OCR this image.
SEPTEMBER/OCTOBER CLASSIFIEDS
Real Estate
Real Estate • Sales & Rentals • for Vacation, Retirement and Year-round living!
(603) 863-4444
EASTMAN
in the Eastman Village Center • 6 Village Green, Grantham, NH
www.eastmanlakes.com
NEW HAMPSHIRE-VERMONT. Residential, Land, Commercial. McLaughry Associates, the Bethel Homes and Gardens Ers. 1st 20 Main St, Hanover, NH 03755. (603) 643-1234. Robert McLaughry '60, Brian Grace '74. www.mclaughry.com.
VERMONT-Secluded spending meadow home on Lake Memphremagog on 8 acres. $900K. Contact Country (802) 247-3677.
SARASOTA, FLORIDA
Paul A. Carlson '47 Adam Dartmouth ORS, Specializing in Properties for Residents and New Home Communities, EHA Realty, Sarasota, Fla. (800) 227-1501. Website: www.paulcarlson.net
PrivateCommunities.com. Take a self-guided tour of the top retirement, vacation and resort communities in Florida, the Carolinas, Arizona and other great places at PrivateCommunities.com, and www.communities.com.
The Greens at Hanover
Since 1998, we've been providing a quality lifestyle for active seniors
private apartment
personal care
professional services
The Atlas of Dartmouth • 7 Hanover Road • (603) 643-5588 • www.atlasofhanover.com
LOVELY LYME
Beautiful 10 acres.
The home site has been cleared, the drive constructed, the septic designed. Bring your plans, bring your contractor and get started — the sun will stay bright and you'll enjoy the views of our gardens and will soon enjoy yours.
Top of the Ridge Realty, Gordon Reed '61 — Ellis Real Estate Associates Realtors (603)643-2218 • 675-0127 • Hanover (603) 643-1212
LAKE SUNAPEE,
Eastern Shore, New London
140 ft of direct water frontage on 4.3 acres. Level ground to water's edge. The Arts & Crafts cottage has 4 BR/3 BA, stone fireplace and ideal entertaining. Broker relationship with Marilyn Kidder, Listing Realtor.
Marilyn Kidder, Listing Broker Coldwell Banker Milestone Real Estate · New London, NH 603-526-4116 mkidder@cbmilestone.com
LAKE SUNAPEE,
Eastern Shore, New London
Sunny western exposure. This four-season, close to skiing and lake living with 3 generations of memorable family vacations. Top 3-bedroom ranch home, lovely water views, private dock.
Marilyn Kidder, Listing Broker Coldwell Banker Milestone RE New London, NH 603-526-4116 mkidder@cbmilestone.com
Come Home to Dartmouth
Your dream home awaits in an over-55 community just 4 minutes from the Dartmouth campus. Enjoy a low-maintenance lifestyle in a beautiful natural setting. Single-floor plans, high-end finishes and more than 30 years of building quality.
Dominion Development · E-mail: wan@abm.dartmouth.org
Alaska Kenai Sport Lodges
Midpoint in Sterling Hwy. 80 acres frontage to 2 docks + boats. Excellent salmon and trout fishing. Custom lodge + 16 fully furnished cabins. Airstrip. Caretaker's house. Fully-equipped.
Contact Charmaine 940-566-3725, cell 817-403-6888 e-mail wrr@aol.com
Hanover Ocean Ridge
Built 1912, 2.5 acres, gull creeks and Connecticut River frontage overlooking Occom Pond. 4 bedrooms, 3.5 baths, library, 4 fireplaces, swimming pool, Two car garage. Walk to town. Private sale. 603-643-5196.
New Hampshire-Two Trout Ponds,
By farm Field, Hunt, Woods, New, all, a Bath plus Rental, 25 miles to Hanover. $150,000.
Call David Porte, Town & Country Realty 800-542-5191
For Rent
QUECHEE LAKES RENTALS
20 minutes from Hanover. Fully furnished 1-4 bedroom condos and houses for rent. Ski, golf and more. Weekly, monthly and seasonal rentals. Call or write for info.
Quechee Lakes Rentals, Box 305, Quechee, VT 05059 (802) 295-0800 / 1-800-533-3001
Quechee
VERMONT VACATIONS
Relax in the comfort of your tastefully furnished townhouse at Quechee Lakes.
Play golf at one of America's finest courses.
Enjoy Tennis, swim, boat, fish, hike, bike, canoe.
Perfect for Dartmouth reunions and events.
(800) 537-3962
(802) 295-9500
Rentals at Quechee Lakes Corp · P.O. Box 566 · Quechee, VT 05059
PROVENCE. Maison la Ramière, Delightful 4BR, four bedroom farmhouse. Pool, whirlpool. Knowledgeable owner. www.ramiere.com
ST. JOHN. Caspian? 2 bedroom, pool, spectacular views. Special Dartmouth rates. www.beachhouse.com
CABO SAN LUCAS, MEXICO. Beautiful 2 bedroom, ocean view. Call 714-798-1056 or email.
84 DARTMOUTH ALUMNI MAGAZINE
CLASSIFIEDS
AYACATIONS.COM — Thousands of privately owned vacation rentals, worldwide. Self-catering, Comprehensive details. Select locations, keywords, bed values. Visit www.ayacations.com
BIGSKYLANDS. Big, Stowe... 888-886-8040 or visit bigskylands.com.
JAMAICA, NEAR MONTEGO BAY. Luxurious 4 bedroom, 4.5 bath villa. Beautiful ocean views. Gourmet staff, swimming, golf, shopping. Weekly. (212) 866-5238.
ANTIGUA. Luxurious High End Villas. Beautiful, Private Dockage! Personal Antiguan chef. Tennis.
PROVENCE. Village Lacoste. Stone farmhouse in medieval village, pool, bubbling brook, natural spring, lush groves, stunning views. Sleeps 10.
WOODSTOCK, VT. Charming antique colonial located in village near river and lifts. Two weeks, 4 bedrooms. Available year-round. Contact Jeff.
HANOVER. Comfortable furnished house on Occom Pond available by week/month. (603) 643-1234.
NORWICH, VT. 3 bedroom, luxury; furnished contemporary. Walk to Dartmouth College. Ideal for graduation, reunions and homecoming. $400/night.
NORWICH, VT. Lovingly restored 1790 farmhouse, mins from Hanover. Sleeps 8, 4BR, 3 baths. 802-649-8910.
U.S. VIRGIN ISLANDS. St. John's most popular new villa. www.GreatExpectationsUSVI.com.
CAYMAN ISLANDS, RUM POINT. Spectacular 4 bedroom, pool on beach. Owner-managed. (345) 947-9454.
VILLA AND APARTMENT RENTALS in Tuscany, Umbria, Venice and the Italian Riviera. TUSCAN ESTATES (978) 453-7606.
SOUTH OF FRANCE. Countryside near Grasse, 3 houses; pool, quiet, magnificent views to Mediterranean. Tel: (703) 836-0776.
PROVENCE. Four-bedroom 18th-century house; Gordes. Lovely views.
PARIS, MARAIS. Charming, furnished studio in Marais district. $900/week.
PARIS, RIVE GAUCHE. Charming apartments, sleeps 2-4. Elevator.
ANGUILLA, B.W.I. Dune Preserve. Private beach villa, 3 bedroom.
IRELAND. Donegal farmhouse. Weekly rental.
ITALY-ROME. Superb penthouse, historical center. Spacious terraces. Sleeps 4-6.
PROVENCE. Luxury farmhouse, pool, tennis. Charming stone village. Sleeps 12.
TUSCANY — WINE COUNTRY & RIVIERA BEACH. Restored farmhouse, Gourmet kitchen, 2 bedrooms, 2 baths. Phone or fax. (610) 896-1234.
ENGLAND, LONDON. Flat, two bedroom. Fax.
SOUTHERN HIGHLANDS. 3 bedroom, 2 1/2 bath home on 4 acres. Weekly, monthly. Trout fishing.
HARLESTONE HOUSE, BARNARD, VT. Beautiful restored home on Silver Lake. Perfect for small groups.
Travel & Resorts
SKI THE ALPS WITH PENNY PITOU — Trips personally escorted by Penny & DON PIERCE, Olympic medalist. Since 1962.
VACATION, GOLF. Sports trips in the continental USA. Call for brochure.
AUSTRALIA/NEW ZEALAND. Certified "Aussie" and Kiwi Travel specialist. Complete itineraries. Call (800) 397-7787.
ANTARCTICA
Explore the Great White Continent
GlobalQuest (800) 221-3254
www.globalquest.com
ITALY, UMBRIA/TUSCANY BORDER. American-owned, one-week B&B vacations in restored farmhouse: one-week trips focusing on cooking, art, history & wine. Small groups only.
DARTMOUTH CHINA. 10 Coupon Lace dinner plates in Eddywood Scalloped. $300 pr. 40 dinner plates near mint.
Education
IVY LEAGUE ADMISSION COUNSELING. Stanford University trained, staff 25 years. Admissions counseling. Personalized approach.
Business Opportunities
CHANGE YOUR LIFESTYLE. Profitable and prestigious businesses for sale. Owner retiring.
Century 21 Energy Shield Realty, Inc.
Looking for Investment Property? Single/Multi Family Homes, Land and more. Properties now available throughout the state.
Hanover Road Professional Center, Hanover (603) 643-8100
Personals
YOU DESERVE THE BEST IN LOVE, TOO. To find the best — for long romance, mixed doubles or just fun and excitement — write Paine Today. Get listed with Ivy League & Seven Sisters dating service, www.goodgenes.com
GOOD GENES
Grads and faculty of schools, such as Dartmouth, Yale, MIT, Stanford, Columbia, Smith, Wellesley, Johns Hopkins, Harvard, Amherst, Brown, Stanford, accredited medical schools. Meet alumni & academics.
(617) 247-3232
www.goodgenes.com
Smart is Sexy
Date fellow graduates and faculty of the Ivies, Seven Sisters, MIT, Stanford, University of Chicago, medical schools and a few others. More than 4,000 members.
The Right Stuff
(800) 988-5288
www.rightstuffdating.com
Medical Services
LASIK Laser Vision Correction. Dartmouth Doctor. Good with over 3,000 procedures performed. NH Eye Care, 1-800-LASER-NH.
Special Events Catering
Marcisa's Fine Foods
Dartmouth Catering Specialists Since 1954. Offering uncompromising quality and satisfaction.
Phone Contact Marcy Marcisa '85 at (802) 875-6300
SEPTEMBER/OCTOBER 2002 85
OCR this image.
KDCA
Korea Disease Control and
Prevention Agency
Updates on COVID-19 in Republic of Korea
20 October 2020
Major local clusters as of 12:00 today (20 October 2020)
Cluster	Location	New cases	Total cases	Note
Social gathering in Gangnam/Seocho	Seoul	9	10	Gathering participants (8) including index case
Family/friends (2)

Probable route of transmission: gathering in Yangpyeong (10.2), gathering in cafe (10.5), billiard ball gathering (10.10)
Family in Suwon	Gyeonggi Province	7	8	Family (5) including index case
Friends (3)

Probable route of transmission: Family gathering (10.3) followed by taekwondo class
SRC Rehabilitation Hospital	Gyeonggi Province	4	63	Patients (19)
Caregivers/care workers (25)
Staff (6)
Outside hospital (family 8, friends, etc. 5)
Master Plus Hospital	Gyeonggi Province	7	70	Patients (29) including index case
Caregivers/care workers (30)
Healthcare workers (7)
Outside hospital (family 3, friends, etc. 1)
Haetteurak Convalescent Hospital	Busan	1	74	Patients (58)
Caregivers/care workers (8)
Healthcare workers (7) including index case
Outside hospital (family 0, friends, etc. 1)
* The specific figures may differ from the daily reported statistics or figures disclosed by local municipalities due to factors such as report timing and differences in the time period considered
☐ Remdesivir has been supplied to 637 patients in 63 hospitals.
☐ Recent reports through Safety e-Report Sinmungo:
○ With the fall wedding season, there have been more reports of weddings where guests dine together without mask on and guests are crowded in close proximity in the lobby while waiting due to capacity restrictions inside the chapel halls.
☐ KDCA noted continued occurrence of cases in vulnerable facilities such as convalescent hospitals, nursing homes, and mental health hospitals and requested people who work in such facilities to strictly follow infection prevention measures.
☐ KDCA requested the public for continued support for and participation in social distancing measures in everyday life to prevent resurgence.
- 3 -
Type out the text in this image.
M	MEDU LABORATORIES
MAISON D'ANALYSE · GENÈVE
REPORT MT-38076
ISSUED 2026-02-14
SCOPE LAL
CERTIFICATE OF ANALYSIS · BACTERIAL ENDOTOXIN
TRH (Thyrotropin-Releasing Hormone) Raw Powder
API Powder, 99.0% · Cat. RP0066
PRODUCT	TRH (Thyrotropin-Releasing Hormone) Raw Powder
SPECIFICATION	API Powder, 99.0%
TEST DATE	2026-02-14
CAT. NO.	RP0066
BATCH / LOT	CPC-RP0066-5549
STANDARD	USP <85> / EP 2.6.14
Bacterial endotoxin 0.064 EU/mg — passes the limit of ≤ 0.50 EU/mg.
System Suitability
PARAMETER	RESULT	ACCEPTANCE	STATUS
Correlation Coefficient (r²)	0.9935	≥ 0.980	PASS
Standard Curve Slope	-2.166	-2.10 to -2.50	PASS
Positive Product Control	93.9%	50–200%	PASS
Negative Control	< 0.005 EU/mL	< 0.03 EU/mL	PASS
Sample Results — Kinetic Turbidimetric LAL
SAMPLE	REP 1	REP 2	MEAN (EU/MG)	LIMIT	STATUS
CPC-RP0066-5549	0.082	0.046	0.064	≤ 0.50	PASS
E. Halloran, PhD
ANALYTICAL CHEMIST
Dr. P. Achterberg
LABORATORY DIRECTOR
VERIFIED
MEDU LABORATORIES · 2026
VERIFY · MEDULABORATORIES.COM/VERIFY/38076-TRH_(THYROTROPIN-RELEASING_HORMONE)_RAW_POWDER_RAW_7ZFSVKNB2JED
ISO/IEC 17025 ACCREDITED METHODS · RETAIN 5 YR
● ● ● ● ● ● ●
## [Activity]
Going through the listing above line by line, tally those containing "including" and state only the total.

## [Exercise answer]
4